Directive: Search the material below for the word "vectors". Copy every line that has it.

[Records from a dataset]

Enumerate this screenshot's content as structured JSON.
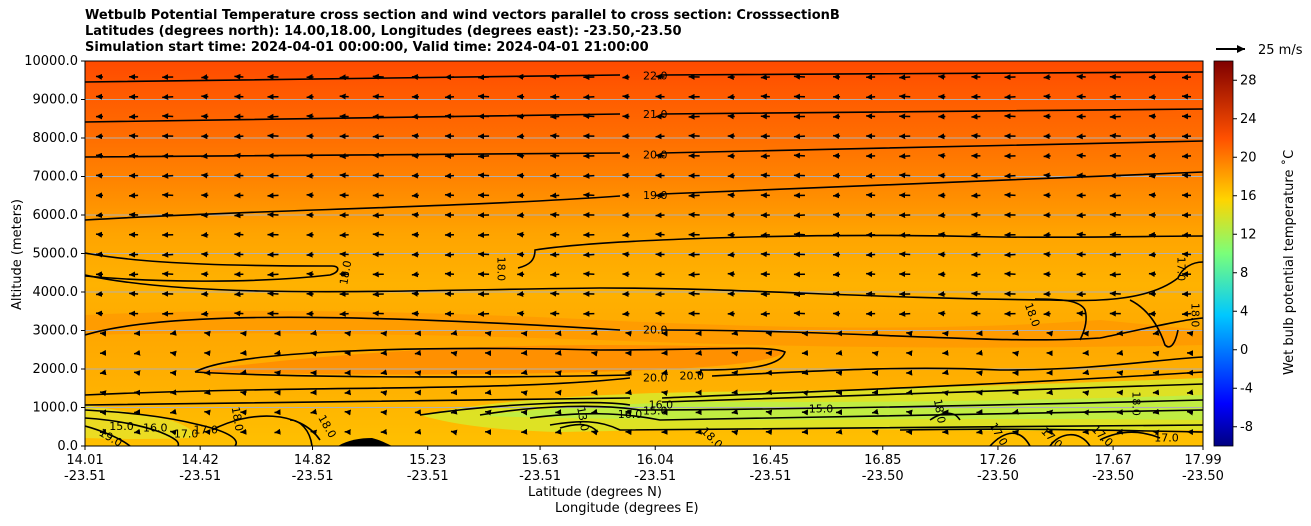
{
  "title": {
    "line1": "Wetbulb Potential Temperature cross section and wind vectors parallel to cross section: CrosssectionB",
    "line2": "Latitudes (degrees north): 14.00,18.00, Longitudes (degrees east): -23.50,-23.50",
    "line3": "Simulation start time: 2024-04-01 00:00:00, Valid time: 2024-04-01 21:00:00"
  },
  "chart_data": {
    "type": "heatmap",
    "subtype": "vertical cross section with contours and wind vectors",
    "xlabel": "Latitude (degrees N)",
    "xlabel2": "Longitude (degrees E)",
    "ylabel": "Altitude (meters)",
    "ylim": [
      0,
      10000
    ],
    "xlim": [
      14.01,
      17.99
    ],
    "y_ticks": [
      "0.0",
      "1000.0",
      "2000.0",
      "3000.0",
      "4000.0",
      "5000.0",
      "6000.0",
      "7000.0",
      "8000.0",
      "9000.0",
      "10000.0"
    ],
    "x_ticks": [
      {
        "lat": "14.01",
        "lon": "-23.51"
      },
      {
        "lat": "14.42",
        "lon": "-23.51"
      },
      {
        "lat": "14.82",
        "lon": "-23.51"
      },
      {
        "lat": "15.23",
        "lon": "-23.51"
      },
      {
        "lat": "15.63",
        "lon": "-23.51"
      },
      {
        "lat": "16.04",
        "lon": "-23.51"
      },
      {
        "lat": "16.45",
        "lon": "-23.51"
      },
      {
        "lat": "16.85",
        "lon": "-23.50"
      },
      {
        "lat": "17.26",
        "lon": "-23.50"
      },
      {
        "lat": "17.67",
        "lon": "-23.50"
      },
      {
        "lat": "17.99",
        "lon": "-23.50"
      }
    ],
    "colorbar": {
      "label": "Wet bulb potential temperature ˚C",
      "range": [
        -10,
        30
      ],
      "ticks": [
        "-8",
        "-4",
        "0",
        "4",
        "8",
        "12",
        "16",
        "20",
        "24",
        "28"
      ],
      "colormap": "jet"
    },
    "reference_vector": "25 m/s",
    "grid": true,
    "contour_levels": [
      {
        "level": 22.0,
        "altitude": 9600
      },
      {
        "level": 21.0,
        "altitude": 8500
      },
      {
        "level": 20.0,
        "altitude": 7500
      },
      {
        "level": 19.0,
        "altitude": 6300
      },
      {
        "level": 18.0,
        "altitude": 4500
      },
      {
        "level": 20.0,
        "altitude": 3000
      },
      {
        "level": 20.0,
        "altitude": 1800
      },
      {
        "level": 17.0,
        "altitude": 1200
      },
      {
        "level": 16.0,
        "altitude": 900
      },
      {
        "level": 15.0,
        "altitude": 900
      }
    ],
    "contour_labels": [
      {
        "text": "22.0",
        "lat": 16.04,
        "alt": 9600,
        "rot": 0
      },
      {
        "text": "21.0",
        "lat": 16.04,
        "alt": 8600,
        "rot": 0
      },
      {
        "text": "20.0",
        "lat": 16.04,
        "alt": 7550,
        "rot": 0
      },
      {
        "text": "19.0",
        "lat": 16.04,
        "alt": 6500,
        "rot": 0
      },
      {
        "text": "18.0",
        "lat": 14.94,
        "alt": 4500,
        "rot": -80
      },
      {
        "text": "18.0",
        "lat": 15.49,
        "alt": 4600,
        "rot": 90
      },
      {
        "text": "17.0",
        "lat": 17.91,
        "alt": 4600,
        "rot": 90
      },
      {
        "text": "18.0",
        "lat": 17.38,
        "alt": 3400,
        "rot": 70
      },
      {
        "text": "18.0",
        "lat": 17.96,
        "alt": 3400,
        "rot": 90
      },
      {
        "text": "20.0",
        "lat": 16.04,
        "alt": 3000,
        "rot": 0
      },
      {
        "text": "20.0",
        "lat": 16.04,
        "alt": 1750,
        "rot": 0
      },
      {
        "text": "20.0",
        "lat": 16.17,
        "alt": 1800,
        "rot": 0
      },
      {
        "text": "16.0",
        "lat": 16.06,
        "alt": 1050,
        "rot": 0
      },
      {
        "text": "15.0",
        "lat": 16.04,
        "alt": 900,
        "rot": 0
      },
      {
        "text": "16.0",
        "lat": 15.95,
        "alt": 800,
        "rot": 0
      },
      {
        "text": "15.0",
        "lat": 16.63,
        "alt": 950,
        "rot": 0
      },
      {
        "text": "13.0",
        "lat": 15.78,
        "alt": 700,
        "rot": 80
      },
      {
        "text": "18.0",
        "lat": 14.55,
        "alt": 700,
        "rot": 80
      },
      {
        "text": "18.0",
        "lat": 14.87,
        "alt": 500,
        "rot": 60
      },
      {
        "text": "17.0",
        "lat": 14.44,
        "alt": 400,
        "rot": 0
      },
      {
        "text": "17.0",
        "lat": 14.37,
        "alt": 300,
        "rot": 0
      },
      {
        "text": "15.0",
        "lat": 14.14,
        "alt": 500,
        "rot": 0
      },
      {
        "text": "16.0",
        "lat": 14.26,
        "alt": 450,
        "rot": 0
      },
      {
        "text": "19.0",
        "lat": 14.1,
        "alt": 200,
        "rot": 30
      },
      {
        "text": "18.0",
        "lat": 16.24,
        "alt": 200,
        "rot": 45
      },
      {
        "text": "18.0",
        "lat": 17.05,
        "alt": 900,
        "rot": 80
      },
      {
        "text": "17.0",
        "lat": 17.26,
        "alt": 300,
        "rot": 60
      },
      {
        "text": "17.0",
        "lat": 17.45,
        "alt": 200,
        "rot": 45
      },
      {
        "text": "17.0",
        "lat": 17.63,
        "alt": 250,
        "rot": 45
      },
      {
        "text": "17.0",
        "lat": 17.86,
        "alt": 200,
        "rot": 0
      },
      {
        "text": "18.0",
        "lat": 17.75,
        "alt": 1100,
        "rot": 90
      }
    ]
  },
  "colors": {
    "top_band": "#ff6000",
    "mid_band": "#ff9a00",
    "low_band": "#ffb800",
    "cool_pocket": "#c8f03a",
    "terrain": "#000000",
    "contour": "#000000",
    "grid": "#b0b0b0"
  }
}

Answer:
    "line1": "Wetbulb Potential Temperature cross section and wind vectors parallel to cross section: CrosssectionB",
    "subtype": "vertical cross section with contours and wind vectors",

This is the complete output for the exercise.